◆ **TO BE DONE**
Transcribe each line of the rows below verbatim, leaving the pictures out of your answer.

── DATASET CONTENT ──

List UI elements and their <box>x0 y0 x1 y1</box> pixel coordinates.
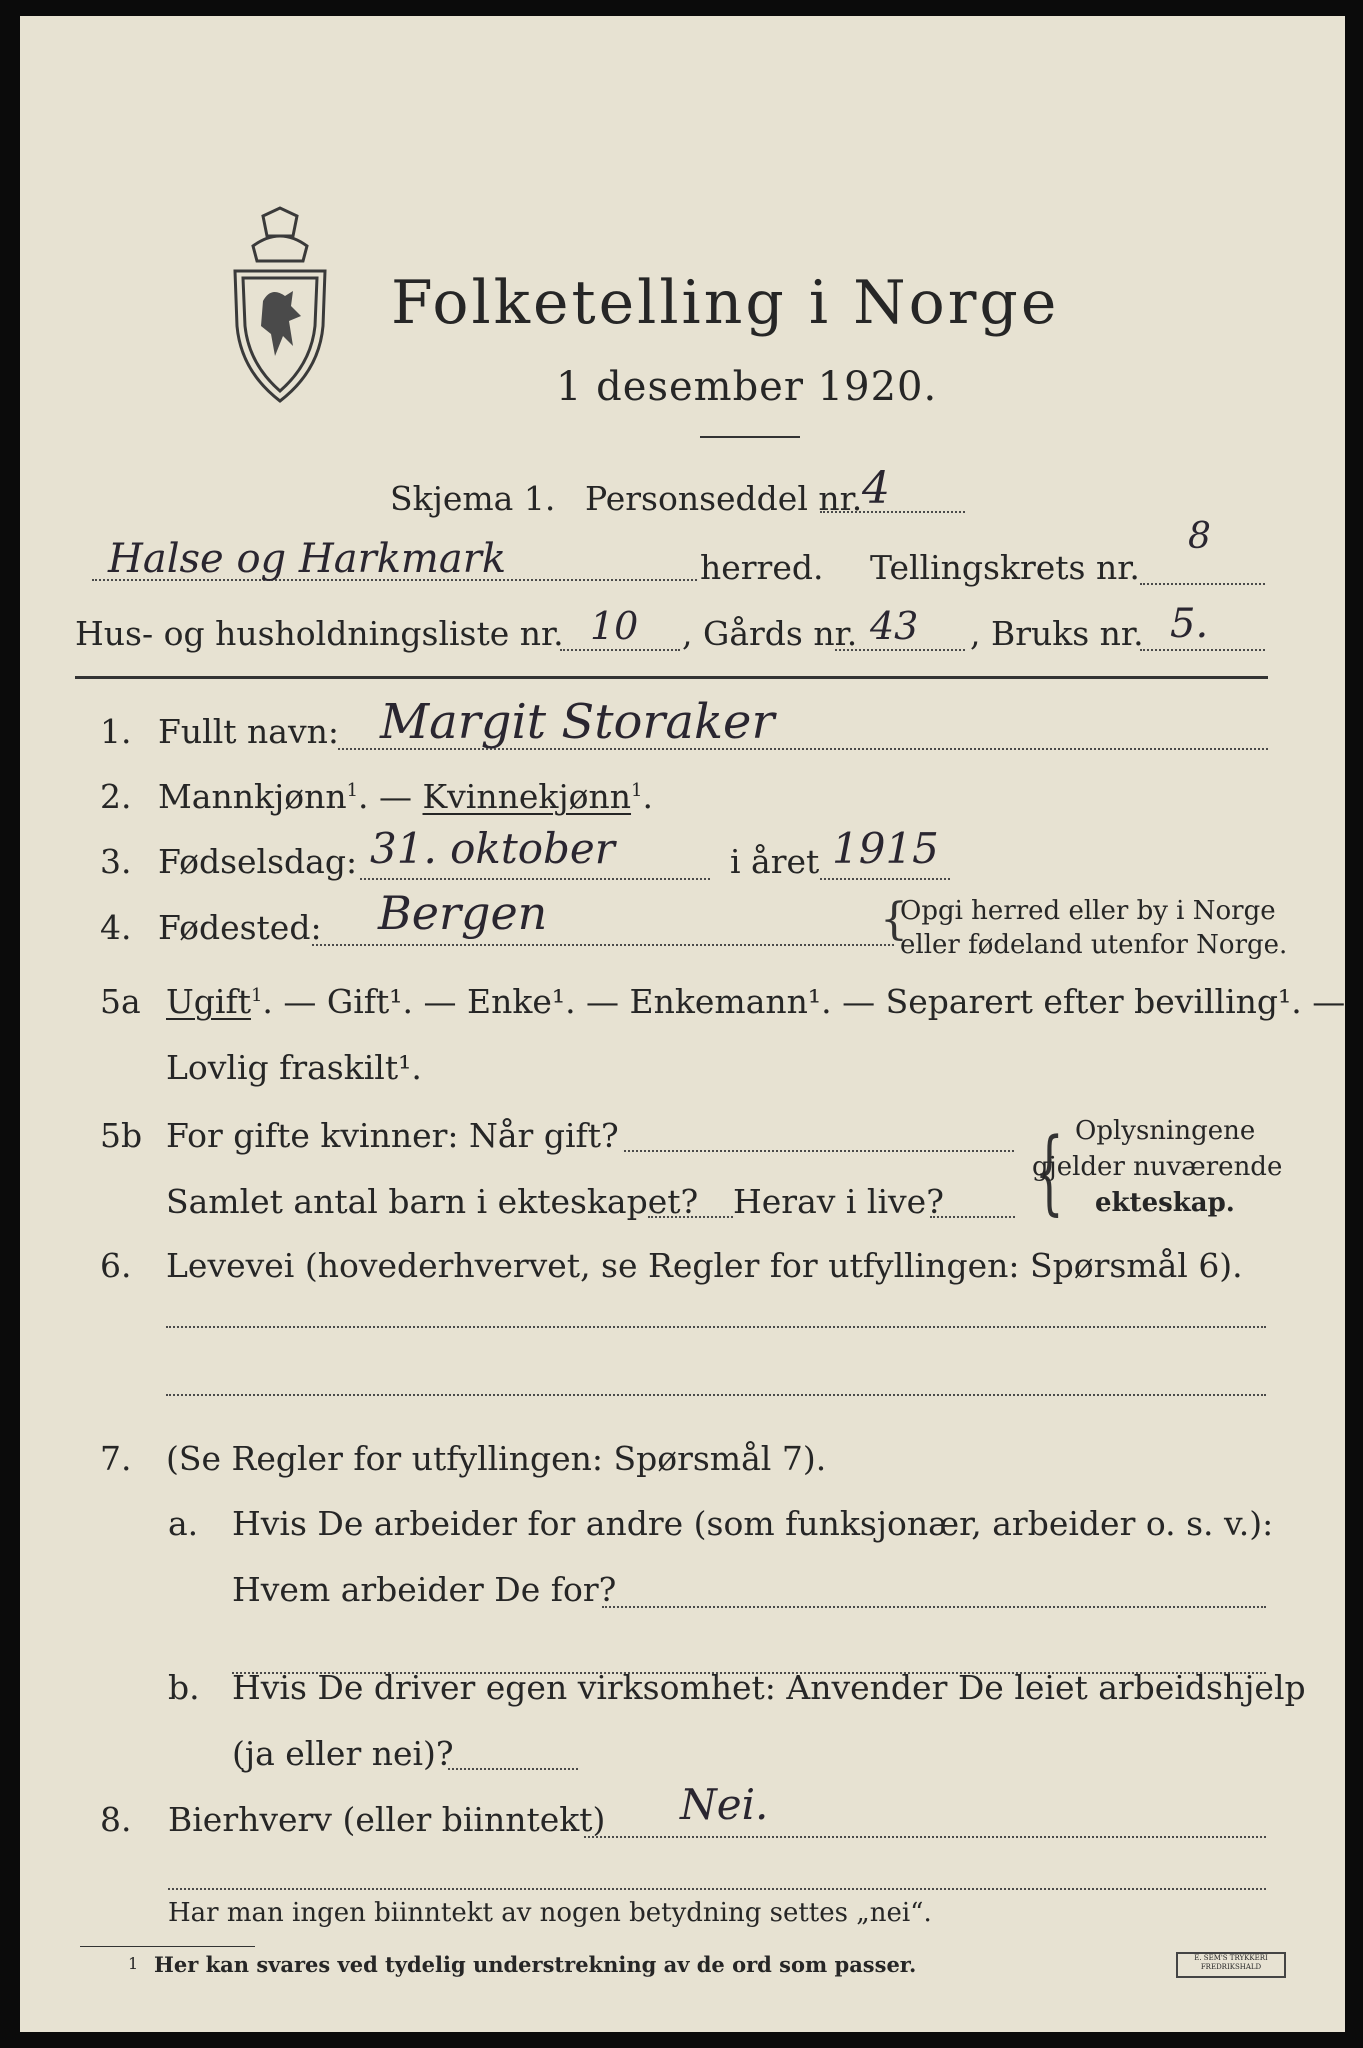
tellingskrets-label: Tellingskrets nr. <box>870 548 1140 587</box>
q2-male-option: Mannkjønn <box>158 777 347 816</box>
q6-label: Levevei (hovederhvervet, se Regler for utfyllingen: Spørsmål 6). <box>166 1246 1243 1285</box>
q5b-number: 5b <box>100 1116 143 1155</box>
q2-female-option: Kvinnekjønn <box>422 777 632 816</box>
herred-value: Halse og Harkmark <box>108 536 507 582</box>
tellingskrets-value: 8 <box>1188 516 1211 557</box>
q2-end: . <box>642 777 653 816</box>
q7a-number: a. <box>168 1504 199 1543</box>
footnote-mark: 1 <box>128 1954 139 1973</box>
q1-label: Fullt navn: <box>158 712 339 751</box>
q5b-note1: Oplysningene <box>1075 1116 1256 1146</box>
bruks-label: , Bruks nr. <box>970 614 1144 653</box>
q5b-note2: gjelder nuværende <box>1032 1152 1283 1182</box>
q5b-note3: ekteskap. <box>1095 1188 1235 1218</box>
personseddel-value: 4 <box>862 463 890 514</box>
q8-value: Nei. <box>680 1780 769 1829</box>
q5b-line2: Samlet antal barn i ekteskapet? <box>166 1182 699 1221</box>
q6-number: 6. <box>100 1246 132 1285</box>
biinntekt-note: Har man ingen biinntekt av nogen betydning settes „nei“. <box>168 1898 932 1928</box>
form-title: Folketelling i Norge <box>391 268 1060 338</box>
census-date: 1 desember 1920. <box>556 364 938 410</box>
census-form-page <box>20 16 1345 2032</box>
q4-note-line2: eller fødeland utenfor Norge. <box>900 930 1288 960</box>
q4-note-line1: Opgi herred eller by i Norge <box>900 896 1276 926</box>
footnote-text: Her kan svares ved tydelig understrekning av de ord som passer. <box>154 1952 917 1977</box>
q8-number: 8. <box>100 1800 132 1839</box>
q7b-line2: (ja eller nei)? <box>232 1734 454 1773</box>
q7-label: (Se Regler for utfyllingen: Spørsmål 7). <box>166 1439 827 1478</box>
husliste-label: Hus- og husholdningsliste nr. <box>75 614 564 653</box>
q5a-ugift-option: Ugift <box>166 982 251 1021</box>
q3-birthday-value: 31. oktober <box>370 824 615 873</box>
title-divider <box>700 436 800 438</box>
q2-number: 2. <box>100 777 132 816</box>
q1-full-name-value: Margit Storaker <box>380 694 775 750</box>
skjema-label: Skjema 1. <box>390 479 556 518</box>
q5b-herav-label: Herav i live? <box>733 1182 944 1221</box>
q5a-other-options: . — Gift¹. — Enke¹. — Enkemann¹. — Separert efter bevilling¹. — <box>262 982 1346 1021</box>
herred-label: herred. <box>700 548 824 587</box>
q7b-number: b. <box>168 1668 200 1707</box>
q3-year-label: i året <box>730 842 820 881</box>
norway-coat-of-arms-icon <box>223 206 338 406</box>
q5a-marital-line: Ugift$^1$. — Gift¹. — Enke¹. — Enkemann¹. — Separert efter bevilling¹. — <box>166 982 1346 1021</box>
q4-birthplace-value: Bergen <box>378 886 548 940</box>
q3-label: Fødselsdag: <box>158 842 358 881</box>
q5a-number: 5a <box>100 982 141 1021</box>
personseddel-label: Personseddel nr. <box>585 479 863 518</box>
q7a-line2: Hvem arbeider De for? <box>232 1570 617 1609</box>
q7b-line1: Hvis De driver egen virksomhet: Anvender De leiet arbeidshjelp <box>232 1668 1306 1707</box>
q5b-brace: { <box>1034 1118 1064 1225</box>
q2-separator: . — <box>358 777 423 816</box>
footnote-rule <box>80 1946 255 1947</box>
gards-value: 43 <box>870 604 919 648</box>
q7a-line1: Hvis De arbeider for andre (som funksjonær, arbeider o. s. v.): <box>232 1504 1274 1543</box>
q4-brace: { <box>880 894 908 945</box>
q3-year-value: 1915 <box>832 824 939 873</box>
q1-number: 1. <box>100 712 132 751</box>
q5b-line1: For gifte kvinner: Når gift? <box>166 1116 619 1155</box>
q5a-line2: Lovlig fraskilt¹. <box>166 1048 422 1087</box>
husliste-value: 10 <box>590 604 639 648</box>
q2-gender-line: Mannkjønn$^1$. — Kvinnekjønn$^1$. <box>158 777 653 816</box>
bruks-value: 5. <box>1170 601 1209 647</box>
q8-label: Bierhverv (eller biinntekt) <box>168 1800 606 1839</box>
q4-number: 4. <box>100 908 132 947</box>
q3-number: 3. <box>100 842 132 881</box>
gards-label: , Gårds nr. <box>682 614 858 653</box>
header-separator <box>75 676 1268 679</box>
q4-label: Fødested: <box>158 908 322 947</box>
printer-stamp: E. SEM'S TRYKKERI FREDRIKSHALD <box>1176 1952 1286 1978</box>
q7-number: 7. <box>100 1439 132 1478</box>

───

◆ **EXPECTED ANSWER**
List UI elements and their <box>x0 y0 x1 y1</box> pixel coordinates.
tellingskrets-label: Tellingskrets nr. <box>870 548 1140 587</box>
q2-male-option: Mannkjønn <box>158 777 347 816</box>
q6-label: Levevei (hovederhvervet, se Regler for utfyllingen: Spørsmål 6). <box>166 1246 1243 1285</box>
q5b-number: 5b <box>100 1116 143 1155</box>
q2-female-option: Kvinnekjønn <box>422 777 632 816</box>
herred-value: Halse og Harkmark <box>108 536 507 582</box>
tellingskrets-value: 8 <box>1188 516 1211 557</box>
q2-end: . <box>642 777 653 816</box>
q7a-number: a. <box>168 1504 199 1543</box>
footnote-mark: 1 <box>128 1954 139 1973</box>
q1-label: Fullt navn: <box>158 712 339 751</box>
q5b-note1: Oplysningene <box>1075 1116 1256 1146</box>
bruks-label: , Bruks nr. <box>970 614 1144 653</box>
q5b-note2: gjelder nuværende <box>1032 1152 1283 1182</box>
q5b-note3: ekteskap. <box>1095 1188 1235 1218</box>
personseddel-value: 4 <box>862 463 890 514</box>
q8-value: Nei. <box>680 1780 769 1829</box>
q5b-line2: Samlet antal barn i ekteskapet? <box>166 1182 699 1221</box>
q6-number: 6. <box>100 1246 132 1285</box>
biinntekt-note: Har man ingen biinntekt av nogen betydning settes „nei“. <box>168 1898 932 1928</box>
form-title: Folketelling i Norge <box>391 268 1060 338</box>
census-date: 1 desember 1920. <box>556 364 938 410</box>
census-form-page <box>20 16 1345 2032</box>
q4-note-line2: eller fødeland utenfor Norge. <box>900 930 1288 960</box>
q4-note-line1: Opgi herred eller by i Norge <box>900 896 1276 926</box>
footnote-text: Her kan svares ved tydelig understrekning av de ord som passer. <box>154 1952 917 1977</box>
q8-number: 8. <box>100 1800 132 1839</box>
q7b-line2: (ja eller nei)? <box>232 1734 454 1773</box>
q7-label: (Se Regler for utfyllingen: Spørsmål 7). <box>166 1439 827 1478</box>
husliste-label: Hus- og husholdningsliste nr. <box>75 614 564 653</box>
q5a-ugift-option: Ugift <box>166 982 251 1021</box>
q3-birthday-value: 31. oktober <box>370 824 615 873</box>
title-divider <box>700 436 800 438</box>
q2-number: 2. <box>100 777 132 816</box>
q1-full-name-value: Margit Storaker <box>380 694 775 750</box>
skjema-label: Skjema 1. <box>390 479 556 518</box>
q5b-herav-label: Herav i live? <box>733 1182 944 1221</box>
q5a-other-options: . — Gift¹. — Enke¹. — Enkemann¹. — Separert efter bevilling¹. — <box>262 982 1346 1021</box>
herred-label: herred. <box>700 548 824 587</box>
q7b-number: b. <box>168 1668 200 1707</box>
q3-year-label: i året <box>730 842 820 881</box>
norway-coat-of-arms-icon <box>223 206 338 406</box>
q5a-marital-line: Ugift$^1$. — Gift¹. — Enke¹. — Enkemann¹. — Separert efter bevilling¹. — <box>166 982 1346 1021</box>
q4-birthplace-value: Bergen <box>378 886 548 940</box>
q3-label: Fødselsdag: <box>158 842 358 881</box>
q5a-number: 5a <box>100 982 141 1021</box>
personseddel-label: Personseddel nr. <box>585 479 863 518</box>
q7a-line2: Hvem arbeider De for? <box>232 1570 617 1609</box>
q7b-line1: Hvis De driver egen virksomhet: Anvender De leiet arbeidshjelp <box>232 1668 1306 1707</box>
q5b-brace: { <box>1034 1118 1064 1225</box>
q2-separator: . — <box>358 777 423 816</box>
footnote-rule <box>80 1946 255 1947</box>
gards-value: 43 <box>870 604 919 648</box>
q7a-line1: Hvis De arbeider for andre (som funksjonær, arbeider o. s. v.): <box>232 1504 1274 1543</box>
q4-brace: { <box>880 894 908 945</box>
q3-year-value: 1915 <box>832 824 939 873</box>
q1-number: 1. <box>100 712 132 751</box>
q5b-line1: For gifte kvinner: Når gift? <box>166 1116 619 1155</box>
q5a-line2: Lovlig fraskilt¹. <box>166 1048 422 1087</box>
husliste-value: 10 <box>590 604 639 648</box>
q2-gender-line: Mannkjønn$^1$. — Kvinnekjønn$^1$. <box>158 777 653 816</box>
bruks-value: 5. <box>1170 601 1209 647</box>
q8-label: Bierhverv (eller biinntekt) <box>168 1800 606 1839</box>
q4-number: 4. <box>100 908 132 947</box>
q3-number: 3. <box>100 842 132 881</box>
gards-label: , Gårds nr. <box>682 614 858 653</box>
header-separator <box>75 676 1268 679</box>
q4-label: Fødested: <box>158 908 322 947</box>
printer-stamp: E. SEM'S TRYKKERI FREDRIKSHALD <box>1176 1952 1286 1978</box>
q7-number: 7. <box>100 1439 132 1478</box>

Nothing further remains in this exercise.